++++ INPUT ROWS
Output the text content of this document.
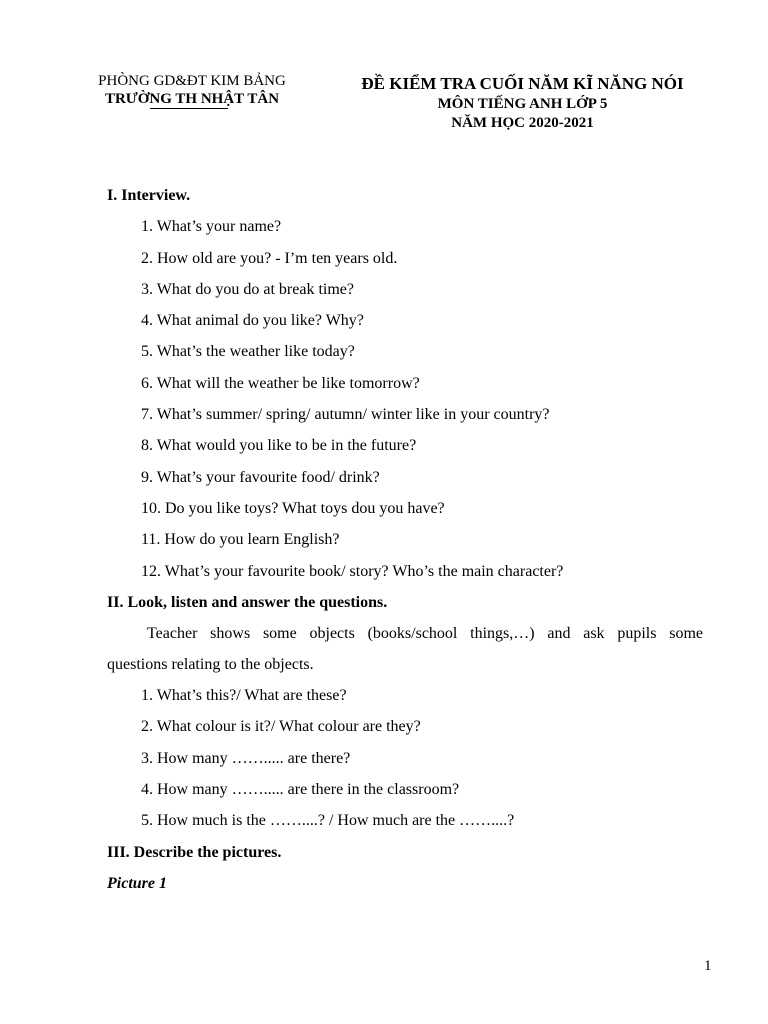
PHÒNG GD&ĐT KIM BẢNG
TRƯỜNG TH NHẬT TÂN
ĐỀ KIỂM TRA CUỐI NĂM KĨ NĂNG NÓI
MÔN TIẾNG ANH LỚP 5
NĂM HỌC 2020-2021
I. Interview.
1. What’s your name?
2. How old are you? - I’m ten years old.
3. What do you do at break time?
4. What animal do you like? Why?
5. What’s the weather like today?
6. What will the weather be like tomorrow?
7. What’s summer/ spring/ autumn/ winter like in your country?
8. What would you like to be in the future?
9. What’s your favourite food/ drink?
10. Do you like toys? What toys dou you have?
11. How do you learn English?
12. What’s your favourite book/ story? Who’s the main character?
II. Look, listen and answer the questions.
Teacher shows some objects (books/school things,…) and ask pupils some
questions relating to the objects.
1. What’s this?/ What are these?
2. What colour is it?/ What colour are they?
3. How many ……..... are there?
4. How many ……..... are there in the classroom?
5. How much is the ……....? / How much are the ……....?
III. Describe the pictures.
Picture 1
1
++++++++
■ OBJECTIVE ■
Go through the records and copy each line with "objects" in it.

■ SOLVED PROBLEM ■
Teacher shows some objects (books/school things,…) and ask pupils some
questions relating to the objects.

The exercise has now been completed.